_What this task involves:_ Work through the data below line by line and say how many lines hold "name"; give only the number.

_Exercise input:_
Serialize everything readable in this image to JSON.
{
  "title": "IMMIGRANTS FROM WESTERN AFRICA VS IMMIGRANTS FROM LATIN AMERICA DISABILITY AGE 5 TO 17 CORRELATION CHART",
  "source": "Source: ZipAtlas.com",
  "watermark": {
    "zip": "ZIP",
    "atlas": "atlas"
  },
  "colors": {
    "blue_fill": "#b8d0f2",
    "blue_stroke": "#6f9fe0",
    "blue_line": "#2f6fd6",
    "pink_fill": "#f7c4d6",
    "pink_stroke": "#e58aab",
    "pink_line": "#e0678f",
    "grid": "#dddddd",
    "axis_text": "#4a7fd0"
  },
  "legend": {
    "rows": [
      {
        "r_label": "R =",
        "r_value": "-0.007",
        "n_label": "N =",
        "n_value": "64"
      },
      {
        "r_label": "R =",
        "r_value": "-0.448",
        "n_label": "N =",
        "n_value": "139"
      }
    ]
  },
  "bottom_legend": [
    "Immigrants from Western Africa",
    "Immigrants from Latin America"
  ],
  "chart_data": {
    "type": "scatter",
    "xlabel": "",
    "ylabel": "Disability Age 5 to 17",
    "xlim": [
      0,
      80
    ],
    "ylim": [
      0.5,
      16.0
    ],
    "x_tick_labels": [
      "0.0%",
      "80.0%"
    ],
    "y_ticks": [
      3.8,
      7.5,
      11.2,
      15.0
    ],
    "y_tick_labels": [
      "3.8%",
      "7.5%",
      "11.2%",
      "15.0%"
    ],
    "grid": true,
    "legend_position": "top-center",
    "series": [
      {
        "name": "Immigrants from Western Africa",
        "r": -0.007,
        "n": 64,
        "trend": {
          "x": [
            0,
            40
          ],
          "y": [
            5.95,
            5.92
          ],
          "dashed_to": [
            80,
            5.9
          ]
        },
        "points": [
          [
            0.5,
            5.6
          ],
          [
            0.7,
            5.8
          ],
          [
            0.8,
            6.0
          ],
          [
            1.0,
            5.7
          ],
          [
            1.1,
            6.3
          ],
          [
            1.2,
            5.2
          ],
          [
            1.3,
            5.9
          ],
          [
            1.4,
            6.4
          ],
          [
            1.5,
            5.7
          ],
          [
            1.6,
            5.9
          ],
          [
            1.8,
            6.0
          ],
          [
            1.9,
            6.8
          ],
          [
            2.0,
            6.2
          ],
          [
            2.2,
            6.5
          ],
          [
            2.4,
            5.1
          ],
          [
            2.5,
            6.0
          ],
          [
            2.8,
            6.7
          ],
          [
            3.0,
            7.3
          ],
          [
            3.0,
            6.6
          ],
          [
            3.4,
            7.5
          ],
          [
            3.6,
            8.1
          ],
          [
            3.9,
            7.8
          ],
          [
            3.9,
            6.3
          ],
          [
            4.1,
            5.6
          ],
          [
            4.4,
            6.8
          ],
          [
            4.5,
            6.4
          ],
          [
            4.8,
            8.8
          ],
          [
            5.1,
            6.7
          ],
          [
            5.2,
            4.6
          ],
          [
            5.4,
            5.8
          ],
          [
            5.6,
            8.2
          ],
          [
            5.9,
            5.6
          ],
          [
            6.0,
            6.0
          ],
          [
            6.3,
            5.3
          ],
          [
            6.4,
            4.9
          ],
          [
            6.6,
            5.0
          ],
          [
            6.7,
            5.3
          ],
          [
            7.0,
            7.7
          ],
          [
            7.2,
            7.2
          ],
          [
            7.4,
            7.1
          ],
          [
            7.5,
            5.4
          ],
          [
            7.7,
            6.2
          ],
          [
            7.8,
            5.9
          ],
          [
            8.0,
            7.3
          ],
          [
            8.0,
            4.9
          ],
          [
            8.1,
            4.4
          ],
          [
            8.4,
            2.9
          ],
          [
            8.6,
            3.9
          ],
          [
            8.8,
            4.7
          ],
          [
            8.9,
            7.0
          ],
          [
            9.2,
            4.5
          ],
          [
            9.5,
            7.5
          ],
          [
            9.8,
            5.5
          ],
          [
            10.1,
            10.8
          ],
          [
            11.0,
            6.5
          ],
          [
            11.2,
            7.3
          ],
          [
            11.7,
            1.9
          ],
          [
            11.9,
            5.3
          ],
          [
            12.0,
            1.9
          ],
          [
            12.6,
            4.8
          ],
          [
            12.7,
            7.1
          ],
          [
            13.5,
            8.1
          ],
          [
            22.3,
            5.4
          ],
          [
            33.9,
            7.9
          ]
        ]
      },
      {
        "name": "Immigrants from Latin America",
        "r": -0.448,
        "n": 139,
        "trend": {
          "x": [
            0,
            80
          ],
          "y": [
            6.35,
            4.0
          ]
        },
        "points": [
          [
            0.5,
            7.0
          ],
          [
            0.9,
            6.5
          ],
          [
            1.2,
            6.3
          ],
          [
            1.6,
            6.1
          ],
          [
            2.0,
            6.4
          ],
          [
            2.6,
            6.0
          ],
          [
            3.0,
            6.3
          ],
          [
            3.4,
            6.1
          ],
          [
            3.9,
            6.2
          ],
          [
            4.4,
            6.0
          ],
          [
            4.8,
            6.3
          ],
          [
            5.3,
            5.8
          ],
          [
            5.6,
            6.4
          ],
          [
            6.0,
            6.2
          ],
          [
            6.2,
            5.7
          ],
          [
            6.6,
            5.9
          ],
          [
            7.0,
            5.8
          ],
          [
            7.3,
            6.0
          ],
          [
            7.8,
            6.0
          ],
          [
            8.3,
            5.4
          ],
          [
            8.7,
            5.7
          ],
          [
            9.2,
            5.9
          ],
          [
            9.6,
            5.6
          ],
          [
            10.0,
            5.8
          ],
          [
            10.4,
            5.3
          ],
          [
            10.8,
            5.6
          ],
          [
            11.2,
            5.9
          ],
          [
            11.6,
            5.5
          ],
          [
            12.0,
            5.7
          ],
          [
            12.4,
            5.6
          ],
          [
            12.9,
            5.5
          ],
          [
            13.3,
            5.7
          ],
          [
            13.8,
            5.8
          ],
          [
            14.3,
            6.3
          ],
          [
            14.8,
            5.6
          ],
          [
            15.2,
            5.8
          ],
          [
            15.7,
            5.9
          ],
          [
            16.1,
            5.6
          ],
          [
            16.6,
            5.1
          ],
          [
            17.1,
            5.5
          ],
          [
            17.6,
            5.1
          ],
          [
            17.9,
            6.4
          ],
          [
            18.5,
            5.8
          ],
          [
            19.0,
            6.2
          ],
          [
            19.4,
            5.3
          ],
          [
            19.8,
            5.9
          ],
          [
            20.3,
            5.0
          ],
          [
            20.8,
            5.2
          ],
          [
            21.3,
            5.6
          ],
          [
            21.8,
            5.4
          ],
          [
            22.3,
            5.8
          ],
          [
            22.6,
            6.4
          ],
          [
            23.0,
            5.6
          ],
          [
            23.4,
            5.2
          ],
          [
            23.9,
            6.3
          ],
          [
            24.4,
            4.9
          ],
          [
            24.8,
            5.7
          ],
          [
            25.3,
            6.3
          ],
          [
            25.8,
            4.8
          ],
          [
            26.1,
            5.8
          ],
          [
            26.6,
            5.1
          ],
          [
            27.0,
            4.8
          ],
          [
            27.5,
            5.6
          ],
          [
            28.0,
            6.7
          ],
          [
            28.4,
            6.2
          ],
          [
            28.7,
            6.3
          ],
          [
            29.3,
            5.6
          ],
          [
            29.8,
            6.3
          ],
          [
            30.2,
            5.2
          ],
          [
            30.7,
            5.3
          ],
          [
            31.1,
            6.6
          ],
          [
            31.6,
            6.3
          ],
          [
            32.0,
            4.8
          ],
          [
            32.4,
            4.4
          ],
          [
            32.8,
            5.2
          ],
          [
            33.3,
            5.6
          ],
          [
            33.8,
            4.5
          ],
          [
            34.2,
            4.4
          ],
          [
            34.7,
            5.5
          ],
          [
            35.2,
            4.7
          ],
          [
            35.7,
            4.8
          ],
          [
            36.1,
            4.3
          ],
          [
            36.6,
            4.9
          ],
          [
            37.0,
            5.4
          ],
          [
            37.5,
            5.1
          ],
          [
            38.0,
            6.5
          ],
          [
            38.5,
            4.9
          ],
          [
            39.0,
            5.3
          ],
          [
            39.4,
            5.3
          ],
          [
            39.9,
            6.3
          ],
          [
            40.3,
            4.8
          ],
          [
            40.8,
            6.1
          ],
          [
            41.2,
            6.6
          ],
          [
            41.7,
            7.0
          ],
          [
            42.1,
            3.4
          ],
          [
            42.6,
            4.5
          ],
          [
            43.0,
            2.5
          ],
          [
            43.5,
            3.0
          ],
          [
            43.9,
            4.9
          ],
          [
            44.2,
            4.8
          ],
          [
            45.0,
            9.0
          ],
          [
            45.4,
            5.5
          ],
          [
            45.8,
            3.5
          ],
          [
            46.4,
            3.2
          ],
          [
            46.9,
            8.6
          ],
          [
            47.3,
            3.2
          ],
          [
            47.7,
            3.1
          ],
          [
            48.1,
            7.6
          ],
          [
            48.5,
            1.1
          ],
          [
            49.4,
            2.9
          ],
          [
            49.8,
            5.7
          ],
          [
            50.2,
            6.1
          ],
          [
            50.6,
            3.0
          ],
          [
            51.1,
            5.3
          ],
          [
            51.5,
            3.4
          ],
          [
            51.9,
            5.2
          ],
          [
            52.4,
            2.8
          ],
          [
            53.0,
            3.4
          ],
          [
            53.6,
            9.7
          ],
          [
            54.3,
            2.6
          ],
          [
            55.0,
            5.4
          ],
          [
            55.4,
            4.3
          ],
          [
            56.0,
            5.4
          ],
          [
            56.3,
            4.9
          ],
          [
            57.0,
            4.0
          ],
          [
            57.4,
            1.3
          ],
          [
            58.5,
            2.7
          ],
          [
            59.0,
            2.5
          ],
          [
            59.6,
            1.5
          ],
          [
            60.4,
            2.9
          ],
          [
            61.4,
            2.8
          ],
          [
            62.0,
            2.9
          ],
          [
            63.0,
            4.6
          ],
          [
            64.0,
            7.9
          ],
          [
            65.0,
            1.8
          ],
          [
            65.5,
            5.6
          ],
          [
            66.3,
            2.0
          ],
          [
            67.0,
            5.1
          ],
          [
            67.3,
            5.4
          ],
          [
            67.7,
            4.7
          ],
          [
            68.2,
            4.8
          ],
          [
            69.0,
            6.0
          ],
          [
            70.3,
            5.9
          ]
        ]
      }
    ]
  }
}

_Final result:_ 2